- What is being asked
What follows is a set of entries. Repeat them exactly, but not their pictures.

- The records
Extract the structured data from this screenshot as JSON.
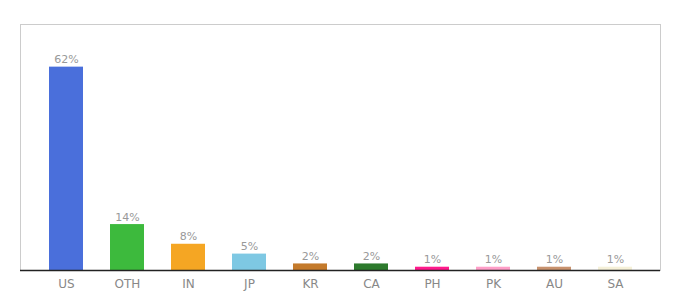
{
  "chart_data": {
    "type": "bar",
    "categories": [
      "US",
      "OTH",
      "IN",
      "JP",
      "KR",
      "CA",
      "PH",
      "PK",
      "AU",
      "SA"
    ],
    "values": [
      62,
      14,
      8,
      5,
      2,
      2,
      1,
      1,
      1,
      1
    ],
    "value_labels": [
      "62%",
      "14%",
      "8%",
      "5%",
      "2%",
      "2%",
      "1%",
      "1%",
      "1%",
      "1%"
    ],
    "colors": [
      "#4a6fdb",
      "#3dba3d",
      "#f5a623",
      "#7ec8e3",
      "#c47a2b",
      "#2d7a2d",
      "#ff1a8c",
      "#ff9ec8",
      "#c8926e",
      "#f5f0d8"
    ],
    "ylim": [
      0,
      75
    ],
    "data_labels": true,
    "tick_labels": "x"
  }
}
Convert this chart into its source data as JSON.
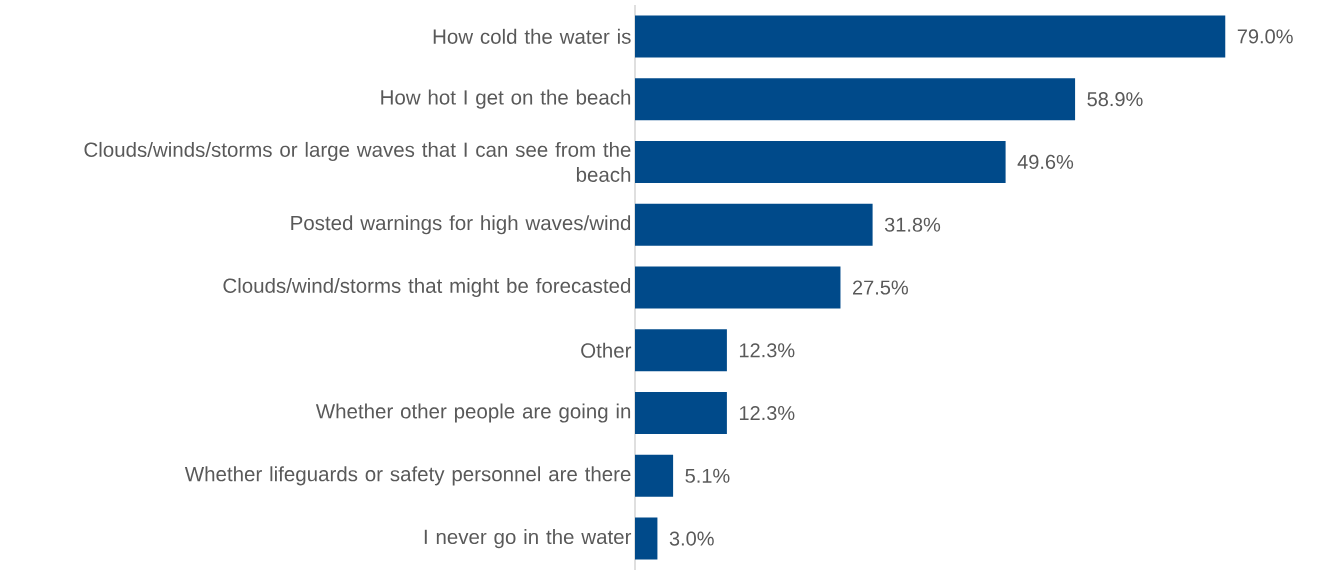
{
  "chart_data": {
    "type": "bar",
    "orientation": "horizontal",
    "color": "#004a8a",
    "categories": [
      "How cold the water is",
      "How hot I get on the beach",
      "Clouds/winds/storms or large waves that I can see from the beach",
      "Posted warnings for high waves/wind",
      "Clouds/wind/storms that might be forecasted",
      "Other",
      "Whether other people are going in",
      "Whether lifeguards or safety personnel are there",
      "I never go in the water"
    ],
    "values": [
      79.0,
      58.9,
      49.6,
      31.8,
      27.5,
      12.3,
      12.3,
      5.1,
      3.0
    ],
    "value_labels": [
      "79.0%",
      "58.9%",
      "49.6%",
      "31.8%",
      "27.5%",
      "12.3%",
      "12.3%",
      "5.1%",
      "3.0%"
    ],
    "grid": false
  }
}
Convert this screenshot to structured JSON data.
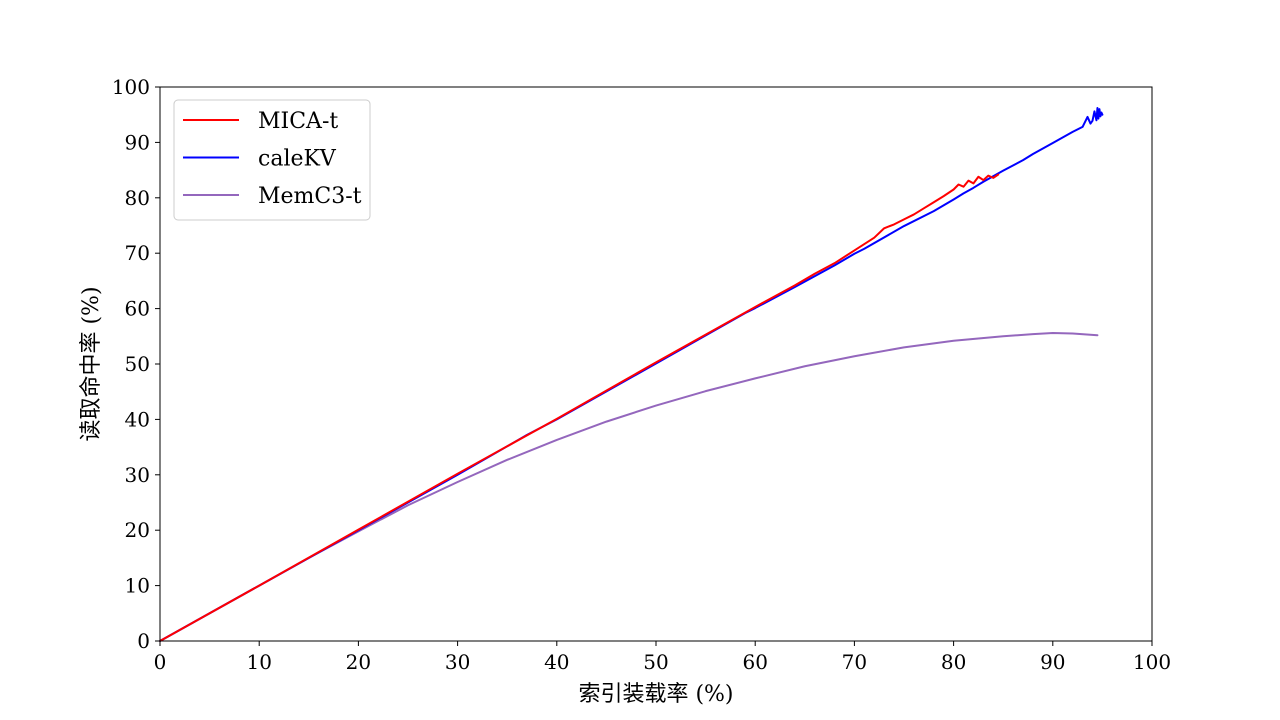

- Reply
Extract the structured data from this screenshot as JSON.
{
  "chart_data": {
    "type": "bar",
    "categories": [
      "US",
      "OTH",
      "IN",
      "JP",
      "KR",
      "CA",
      "PH",
      "PK",
      "AU",
      "SA"
    ],
    "values": [
      62,
      14,
      8,
      5,
      2,
      2,
      1,
      1,
      1,
      1
    ],
    "value_labels": [
      "62%",
      "14%",
      "8%",
      "5%",
      "2%",
      "2%",
      "1%",
      "1%",
      "1%",
      "1%"
    ],
    "colors": [
      "#4a6fdb",
      "#3dba3d",
      "#f5a623",
      "#7ec8e3",
      "#c47a2b",
      "#2d7a2d",
      "#ff1a8c",
      "#ff9ec8",
      "#c8926e",
      "#f5f0d8"
    ],
    "ylim": [
      0,
      75
    ],
    "data_labels": true,
    "tick_labels": "x"
  }
}
Convert this chart into its source data as JSON.
{
  "chart_data": {
    "type": "bar",
    "orientation": "horizontal",
    "color": "#004a8a",
    "categories": [
      "How cold the water is",
      "How hot I get on the beach",
      "Clouds/winds/storms or large waves that I can see from the beach",
      "Posted warnings for high waves/wind",
      "Clouds/wind/storms that might be forecasted",
      "Other",
      "Whether other people are going in",
      "Whether lifeguards or safety personnel are there",
      "I never go in the water"
    ],
    "values": [
      79.0,
      58.9,
      49.6,
      31.8,
      27.5,
      12.3,
      12.3,
      5.1,
      3.0
    ],
    "value_labels": [
      "79.0%",
      "58.9%",
      "49.6%",
      "31.8%",
      "27.5%",
      "12.3%",
      "12.3%",
      "5.1%",
      "3.0%"
    ],
    "grid": false
  }
}
Convert this screenshot to structured JSON data.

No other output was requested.